STORED ROWS:
════════════════════

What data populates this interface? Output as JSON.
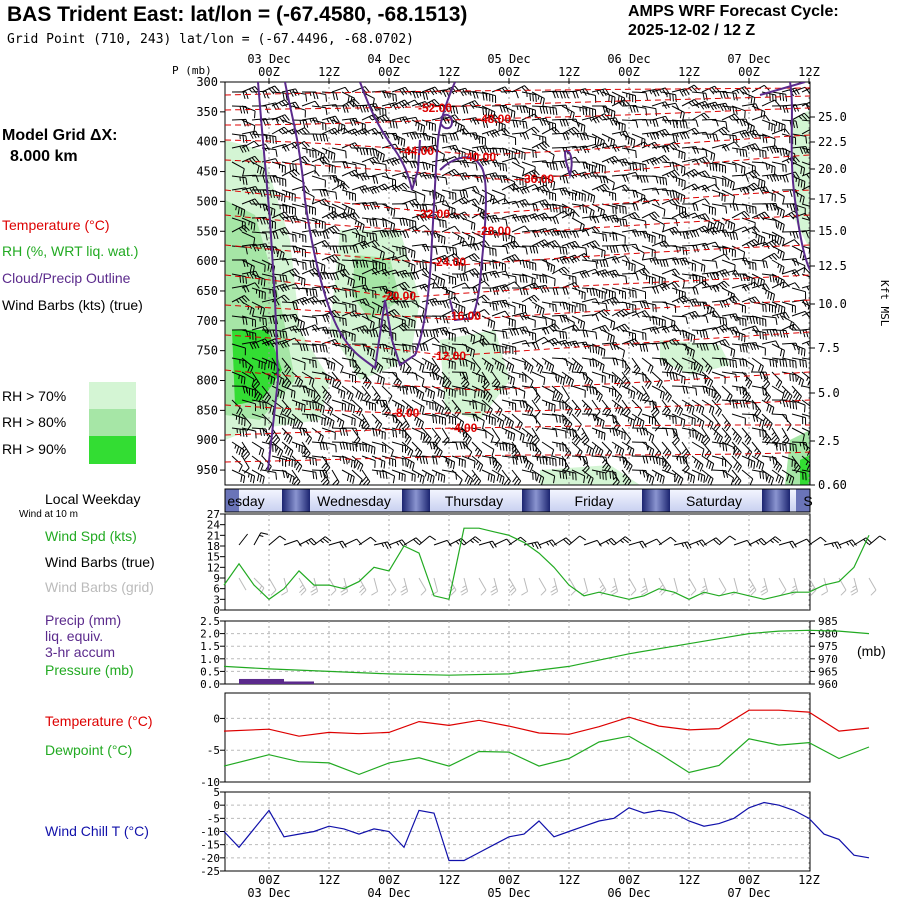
{
  "header": {
    "station_title": "BAS Trident East:  lat/lon = (-67.4580, -68.1513)",
    "grid_point": "Grid Point (710, 243) lat/lon = (-67.4496, -68.0702)",
    "forecast_label": "AMPS WRF Forecast Cycle:",
    "forecast_cycle": "2025-12-02 / 12  Z"
  },
  "left_labels": {
    "model_grid": "Model Grid ΔX:",
    "model_grid_value": "8.000 km",
    "temperature": "Temperature (°C)",
    "rh": "RH (%, WRT liq. wat.)",
    "cloud": "Cloud/Precip Outline",
    "wind_barbs": "Wind Barbs (kts) (true)",
    "rh70": "RH > 70%",
    "rh80": "RH > 80%",
    "rh90": "RH > 90%",
    "local_weekday": "Local Weekday",
    "wind_at": "Wind at 10 m",
    "wind_spd": "Wind Spd (kts)",
    "wind_barbs_true": "Wind Barbs (true)",
    "wind_barbs_grid": "Wind Barbs (grid)",
    "precip": "Precip (mm)",
    "precip2": "liq. equiv.",
    "precip3": "3-hr accum",
    "pressure": "Pressure (mb)",
    "temperature2": "Temperature (°C)",
    "dewpoint": "Dewpoint (°C)",
    "wind_chill": "Wind Chill T (°C)",
    "mb_unit": "(mb)",
    "kft_msl": "Kft MSL",
    "p_mb": "P (mb)"
  },
  "colors": {
    "temp": "#dd0000",
    "rh": "#22aa22",
    "cloud": "#5b2a8c",
    "rh70": "#d4f5d4",
    "rh80": "#a6e6a6",
    "rh90": "#33dd33",
    "windchill": "#1111aa",
    "grid_barbs": "#bbbbbb"
  },
  "chart_data": [
    {
      "type": "cross-section",
      "time_axis_top": {
        "ticks": [
          "00Z",
          "12Z",
          "00Z",
          "12Z",
          "00Z",
          "12Z",
          "00Z",
          "12Z",
          "00Z",
          "12Z"
        ],
        "dates": [
          "03 Dec",
          "04 Dec",
          "05 Dec",
          "06 Dec",
          "07 Dec"
        ]
      },
      "pressure_levels": [
        "300",
        "350",
        "400",
        "450",
        "500",
        "550",
        "600",
        "650",
        "700",
        "750",
        "800",
        "850",
        "900",
        "950"
      ],
      "kft_levels": [
        "25.0",
        "22.5",
        "20.0",
        "17.5",
        "15.0",
        "12.5",
        "10.0",
        "7.5",
        "5.0",
        "2.5",
        "0.60"
      ],
      "isotherm_labels": [
        "-52.00",
        "-48.00",
        "-44.00",
        "-40.00",
        "-36.00",
        "-32.00",
        "-28.00",
        "-24.00",
        "-20.00",
        "-16.00",
        "-12.00",
        "-8.00",
        "-4.00"
      ]
    },
    {
      "type": "bar",
      "weekdays": [
        "esday",
        "Wednesday",
        "Thursday",
        "Friday",
        "Saturday",
        "S"
      ]
    },
    {
      "type": "line",
      "title": "Wind Spd (kts)",
      "ylim": [
        0,
        27
      ],
      "yticks": [
        "27",
        "24",
        "21",
        "18",
        "15",
        "12",
        "9",
        "6",
        "3",
        "0"
      ],
      "x_hours": [
        -9,
        -6,
        -3,
        0,
        3,
        6,
        9,
        12,
        15,
        18,
        21,
        24,
        27,
        30,
        33,
        36,
        39,
        42,
        45,
        48,
        51,
        54,
        57,
        60,
        63,
        66,
        69,
        72,
        75,
        78,
        81,
        84,
        87,
        90,
        93,
        96,
        99,
        102,
        105,
        108,
        111,
        114,
        117,
        120
      ],
      "values": [
        7,
        13,
        7,
        3,
        6,
        11,
        7,
        7,
        6,
        8,
        12,
        11,
        18,
        16,
        4,
        3,
        23,
        23,
        22,
        21,
        19,
        16,
        12,
        7,
        4,
        5,
        4,
        3,
        4,
        6,
        5,
        3,
        5,
        4,
        5,
        4,
        3,
        4,
        5,
        5,
        7,
        8,
        12,
        21
      ]
    },
    {
      "type": "line",
      "title": "Pressure (mb) / Precip (mm)",
      "precip_yticks": [
        "2.5",
        "2.0",
        "1.5",
        "1.0",
        "0.5",
        "0.0"
      ],
      "pressure_yticks": [
        "985",
        "980",
        "975",
        "970",
        "965",
        "960"
      ],
      "pressure_ylim": [
        960,
        985
      ],
      "x_hours": [
        -9,
        0,
        12,
        24,
        36,
        48,
        60,
        72,
        84,
        96,
        102,
        108,
        114,
        120
      ],
      "pressure": [
        967,
        966,
        965,
        964,
        963.5,
        964,
        967,
        972,
        976,
        980,
        981,
        981.3,
        981,
        980
      ],
      "precip": [
        {
          "x0": -6,
          "x1": 3,
          "value": 0.2
        },
        {
          "x0": 3,
          "x1": 9,
          "value": 0.1
        }
      ]
    },
    {
      "type": "line",
      "title": "Temperature / Dewpoint (°C)",
      "ylim": [
        -10,
        4
      ],
      "yticks": [
        "0",
        "-5",
        "-10"
      ],
      "x_hours": [
        -9,
        0,
        6,
        12,
        18,
        24,
        30,
        36,
        42,
        48,
        54,
        60,
        66,
        72,
        78,
        84,
        90,
        96,
        102,
        108,
        114,
        120
      ],
      "temperature": [
        -2,
        -1.7,
        -2.8,
        -2.2,
        -2.4,
        -2.2,
        -0.5,
        -1.1,
        -0.3,
        -1.2,
        -2.3,
        -2.5,
        -1.3,
        0.2,
        -1.2,
        -1.8,
        -1.6,
        1.3,
        1.3,
        1.0,
        -2.0,
        -1.5
      ],
      "dewpoint": [
        -7.5,
        -5.7,
        -6.8,
        -7.0,
        -8.8,
        -7.0,
        -6.2,
        -7.5,
        -5.2,
        -5.3,
        -7.5,
        -6.3,
        -3.7,
        -2.8,
        -5.5,
        -8.5,
        -7.4,
        -3.2,
        -4.2,
        -3.8,
        -6.3,
        -4.5
      ]
    },
    {
      "type": "line",
      "title": "Wind Chill T (°C)",
      "ylim": [
        -25,
        5
      ],
      "yticks": [
        "5",
        "0",
        "-5",
        "-10",
        "-15",
        "-20",
        "-25"
      ],
      "x_hours": [
        -9,
        -6,
        0,
        3,
        6,
        9,
        12,
        15,
        18,
        21,
        24,
        27,
        30,
        33,
        36,
        39,
        42,
        45,
        48,
        51,
        54,
        57,
        60,
        63,
        66,
        69,
        72,
        75,
        78,
        81,
        84,
        87,
        90,
        93,
        96,
        99,
        102,
        105,
        108,
        111,
        114,
        117,
        120
      ],
      "values": [
        -10,
        -16,
        -2,
        -12,
        -11,
        -10,
        -8,
        -9,
        -11,
        -9,
        -10,
        -16,
        -2,
        -3,
        -21,
        -21,
        -18,
        -15,
        -12,
        -11,
        -6,
        -12,
        -10,
        -8,
        -6,
        -5,
        -1,
        -3,
        -2,
        -3,
        -6,
        -8,
        -7,
        -5,
        -1,
        1,
        0,
        -2,
        -5,
        -11,
        -13,
        -19,
        -20
      ]
    },
    {
      "type": "axis",
      "time_axis_bottom": {
        "ticks": [
          "00Z",
          "12Z",
          "00Z",
          "12Z",
          "00Z",
          "12Z",
          "00Z",
          "12Z",
          "00Z",
          "12Z"
        ],
        "dates": [
          "03 Dec",
          "04 Dec",
          "05 Dec",
          "06 Dec",
          "07 Dec"
        ]
      }
    }
  ]
}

════════════════════

GIVEN PROBLEM: Without the pictures, restate all of the entries above verbatim.

CORRECT RESPONSE:
What data populates this interface? Output as JSON.
{
  "header": {
    "station_title": "BAS Trident East:  lat/lon = (-67.4580, -68.1513)",
    "grid_point": "Grid Point (710, 243) lat/lon = (-67.4496, -68.0702)",
    "forecast_label": "AMPS WRF Forecast Cycle:",
    "forecast_cycle": "2025-12-02 / 12  Z"
  },
  "left_labels": {
    "model_grid": "Model Grid ΔX:",
    "model_grid_value": "8.000 km",
    "temperature": "Temperature (°C)",
    "rh": "RH (%, WRT liq. wat.)",
    "cloud": "Cloud/Precip Outline",
    "wind_barbs": "Wind Barbs (kts) (true)",
    "rh70": "RH > 70%",
    "rh80": "RH > 80%",
    "rh90": "RH > 90%",
    "local_weekday": "Local Weekday",
    "wind_at": "Wind at 10 m",
    "wind_spd": "Wind Spd (kts)",
    "wind_barbs_true": "Wind Barbs (true)",
    "wind_barbs_grid": "Wind Barbs (grid)",
    "precip": "Precip (mm)",
    "precip2": "liq. equiv.",
    "precip3": "3-hr accum",
    "pressure": "Pressure (mb)",
    "temperature2": "Temperature (°C)",
    "dewpoint": "Dewpoint (°C)",
    "wind_chill": "Wind Chill T (°C)",
    "mb_unit": "(mb)",
    "kft_msl": "Kft MSL",
    "p_mb": "P (mb)"
  },
  "colors": {
    "temp": "#dd0000",
    "rh": "#22aa22",
    "cloud": "#5b2a8c",
    "rh70": "#d4f5d4",
    "rh80": "#a6e6a6",
    "rh90": "#33dd33",
    "windchill": "#1111aa",
    "grid_barbs": "#bbbbbb"
  },
  "chart_data": [
    {
      "type": "cross-section",
      "time_axis_top": {
        "ticks": [
          "00Z",
          "12Z",
          "00Z",
          "12Z",
          "00Z",
          "12Z",
          "00Z",
          "12Z",
          "00Z",
          "12Z"
        ],
        "dates": [
          "03 Dec",
          "04 Dec",
          "05 Dec",
          "06 Dec",
          "07 Dec"
        ]
      },
      "pressure_levels": [
        "300",
        "350",
        "400",
        "450",
        "500",
        "550",
        "600",
        "650",
        "700",
        "750",
        "800",
        "850",
        "900",
        "950"
      ],
      "kft_levels": [
        "25.0",
        "22.5",
        "20.0",
        "17.5",
        "15.0",
        "12.5",
        "10.0",
        "7.5",
        "5.0",
        "2.5",
        "0.60"
      ],
      "isotherm_labels": [
        "-52.00",
        "-48.00",
        "-44.00",
        "-40.00",
        "-36.00",
        "-32.00",
        "-28.00",
        "-24.00",
        "-20.00",
        "-16.00",
        "-12.00",
        "-8.00",
        "-4.00"
      ]
    },
    {
      "type": "bar",
      "weekdays": [
        "esday",
        "Wednesday",
        "Thursday",
        "Friday",
        "Saturday",
        "S"
      ]
    },
    {
      "type": "line",
      "title": "Wind Spd (kts)",
      "ylim": [
        0,
        27
      ],
      "yticks": [
        "27",
        "24",
        "21",
        "18",
        "15",
        "12",
        "9",
        "6",
        "3",
        "0"
      ],
      "x_hours": [
        -9,
        -6,
        -3,
        0,
        3,
        6,
        9,
        12,
        15,
        18,
        21,
        24,
        27,
        30,
        33,
        36,
        39,
        42,
        45,
        48,
        51,
        54,
        57,
        60,
        63,
        66,
        69,
        72,
        75,
        78,
        81,
        84,
        87,
        90,
        93,
        96,
        99,
        102,
        105,
        108,
        111,
        114,
        117,
        120
      ],
      "values": [
        7,
        13,
        7,
        3,
        6,
        11,
        7,
        7,
        6,
        8,
        12,
        11,
        18,
        16,
        4,
        3,
        23,
        23,
        22,
        21,
        19,
        16,
        12,
        7,
        4,
        5,
        4,
        3,
        4,
        6,
        5,
        3,
        5,
        4,
        5,
        4,
        3,
        4,
        5,
        5,
        7,
        8,
        12,
        21
      ]
    },
    {
      "type": "line",
      "title": "Pressure (mb) / Precip (mm)",
      "precip_yticks": [
        "2.5",
        "2.0",
        "1.5",
        "1.0",
        "0.5",
        "0.0"
      ],
      "pressure_yticks": [
        "985",
        "980",
        "975",
        "970",
        "965",
        "960"
      ],
      "pressure_ylim": [
        960,
        985
      ],
      "x_hours": [
        -9,
        0,
        12,
        24,
        36,
        48,
        60,
        72,
        84,
        96,
        102,
        108,
        114,
        120
      ],
      "pressure": [
        967,
        966,
        965,
        964,
        963.5,
        964,
        967,
        972,
        976,
        980,
        981,
        981.3,
        981,
        980
      ],
      "precip": [
        {
          "x0": -6,
          "x1": 3,
          "value": 0.2
        },
        {
          "x0": 3,
          "x1": 9,
          "value": 0.1
        }
      ]
    },
    {
      "type": "line",
      "title": "Temperature / Dewpoint (°C)",
      "ylim": [
        -10,
        4
      ],
      "yticks": [
        "0",
        "-5",
        "-10"
      ],
      "x_hours": [
        -9,
        0,
        6,
        12,
        18,
        24,
        30,
        36,
        42,
        48,
        54,
        60,
        66,
        72,
        78,
        84,
        90,
        96,
        102,
        108,
        114,
        120
      ],
      "temperature": [
        -2,
        -1.7,
        -2.8,
        -2.2,
        -2.4,
        -2.2,
        -0.5,
        -1.1,
        -0.3,
        -1.2,
        -2.3,
        -2.5,
        -1.3,
        0.2,
        -1.2,
        -1.8,
        -1.6,
        1.3,
        1.3,
        1.0,
        -2.0,
        -1.5
      ],
      "dewpoint": [
        -7.5,
        -5.7,
        -6.8,
        -7.0,
        -8.8,
        -7.0,
        -6.2,
        -7.5,
        -5.2,
        -5.3,
        -7.5,
        -6.3,
        -3.7,
        -2.8,
        -5.5,
        -8.5,
        -7.4,
        -3.2,
        -4.2,
        -3.8,
        -6.3,
        -4.5
      ]
    },
    {
      "type": "line",
      "title": "Wind Chill T (°C)",
      "ylim": [
        -25,
        5
      ],
      "yticks": [
        "5",
        "0",
        "-5",
        "-10",
        "-15",
        "-20",
        "-25"
      ],
      "x_hours": [
        -9,
        -6,
        0,
        3,
        6,
        9,
        12,
        15,
        18,
        21,
        24,
        27,
        30,
        33,
        36,
        39,
        42,
        45,
        48,
        51,
        54,
        57,
        60,
        63,
        66,
        69,
        72,
        75,
        78,
        81,
        84,
        87,
        90,
        93,
        96,
        99,
        102,
        105,
        108,
        111,
        114,
        117,
        120
      ],
      "values": [
        -10,
        -16,
        -2,
        -12,
        -11,
        -10,
        -8,
        -9,
        -11,
        -9,
        -10,
        -16,
        -2,
        -3,
        -21,
        -21,
        -18,
        -15,
        -12,
        -11,
        -6,
        -12,
        -10,
        -8,
        -6,
        -5,
        -1,
        -3,
        -2,
        -3,
        -6,
        -8,
        -7,
        -5,
        -1,
        1,
        0,
        -2,
        -5,
        -11,
        -13,
        -19,
        -20
      ]
    },
    {
      "type": "axis",
      "time_axis_bottom": {
        "ticks": [
          "00Z",
          "12Z",
          "00Z",
          "12Z",
          "00Z",
          "12Z",
          "00Z",
          "12Z",
          "00Z",
          "12Z"
        ],
        "dates": [
          "03 Dec",
          "04 Dec",
          "05 Dec",
          "06 Dec",
          "07 Dec"
        ]
      }
    }
  ]
}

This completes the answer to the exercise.